----- GIVEN RECORDS

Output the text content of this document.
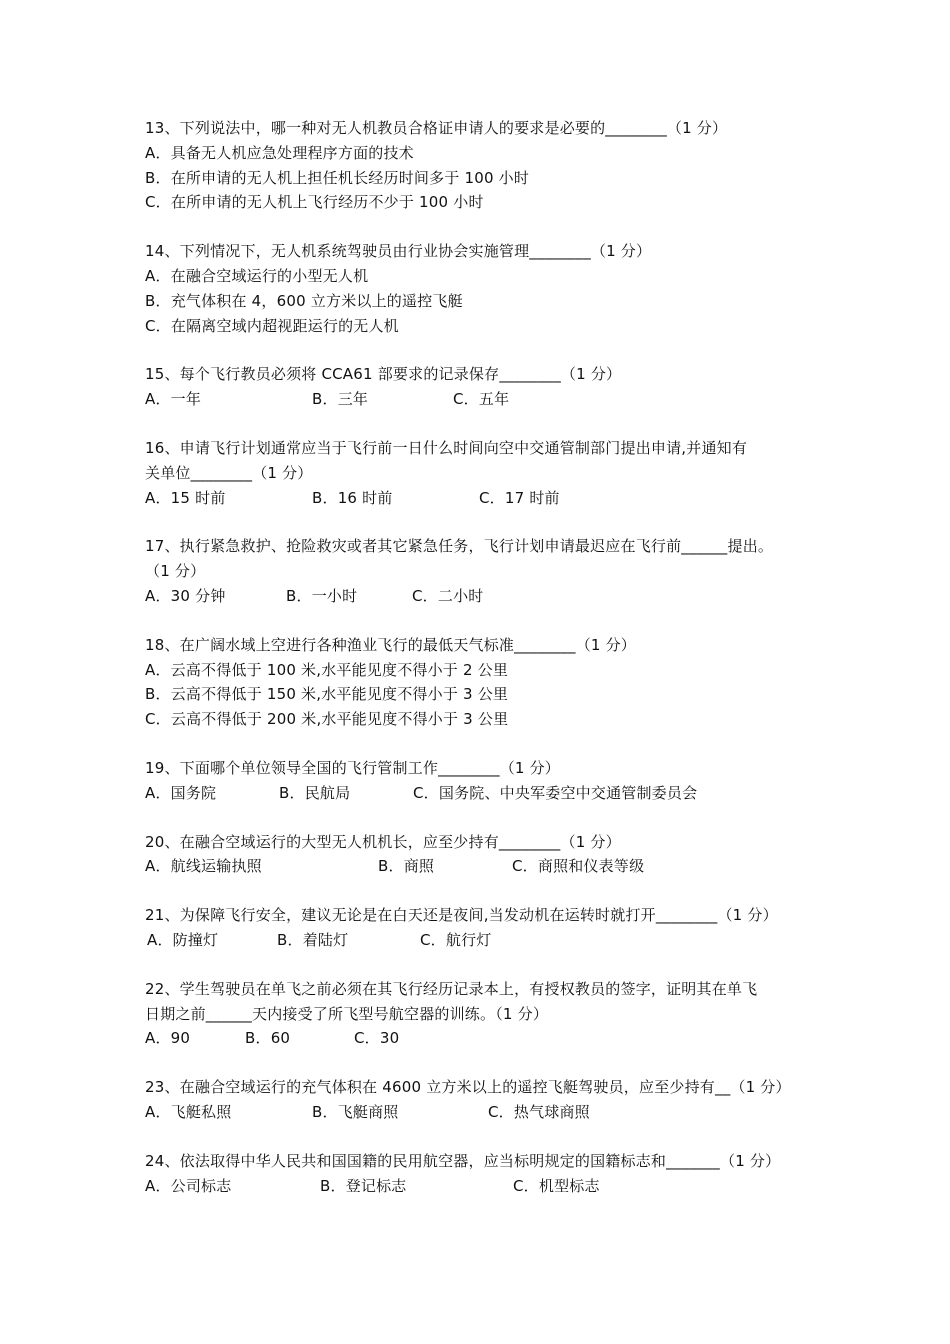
13、下列说法中，哪一种对无人机教员合格证申请人的要求是必要的________（1 分）
A．具备无人机应急处理程序方面的技术
B．在所申请的无人机上担任机长经历时间多于 100 小时
C．在所申请的无人机上飞行经历不少于 100 小时
14、下列情况下，无人机系统驾驶员由行业协会实施管理________（1 分）
A．在融合空域运行的小型无人机
B．充气体积在 4，600 立方米以上的遥控飞艇
C．在隔离空域内超视距运行的无人机
15、每个飞行教员必须将 CCA61 部要求的记录保存________（1 分）
A．一年	B．三年	C．五年
16、申请飞行计划通常应当于飞行前一日什么时间向空中交通管制部门提出申请,并通知有
关单位________（1 分）
A．15 时前	B．16 时前	C．17 时前
17、执行紧急救护、抢险救灾或者其它紧急任务，飞行计划申请最迟应在飞行前______提出。
（1 分）
A．30 分钟	B．一小时	C．二小时
18、在广阔水域上空进行各种渔业飞行的最低天气标准________（1 分）
A．云高不得低于 100 米,水平能见度不得小于 2 公里
B．云高不得低于 150 米,水平能见度不得小于 3 公里
C．云高不得低于 200 米,水平能见度不得小于 3 公里
19、下面哪个单位领导全国的飞行管制工作________（1 分）
A．国务院	B．民航局	C．国务院、中央军委空中交通管制委员会
20、在融合空域运行的大型无人机机长，应至少持有________（1 分）
A．航线运输执照	B．商照	C．商照和仪表等级
21、为保障飞行安全，建议无论是在白天还是夜间,当发动机在运转时就打开________（1 分）
A．防撞灯	B．着陆灯	C．航行灯
22、学生驾驶员在单飞之前必须在其飞行经历记录本上，有授权教员的签字，证明其在单飞
日期之前______天内接受了所飞型号航空器的训练。（1 分）
A．90	B．60	C．30
23、在融合空域运行的充气体积在 4600 立方米以上的遥控飞艇驾驶员，应至少持有__（1 分）
A．飞艇私照	B．飞艇商照	C．热气球商照
24、依法取得中华人民共和国国籍的民用航空器，应当标明规定的国籍标志和_______（1 分）
A．公司标志	B．登记标志	C．机型标志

----------

» TASK PROMPT:
Of the lines above, how many contain the string "水平能见度不得小于"? Only the number is required.

» SOLUTION TO THIS TASK:
3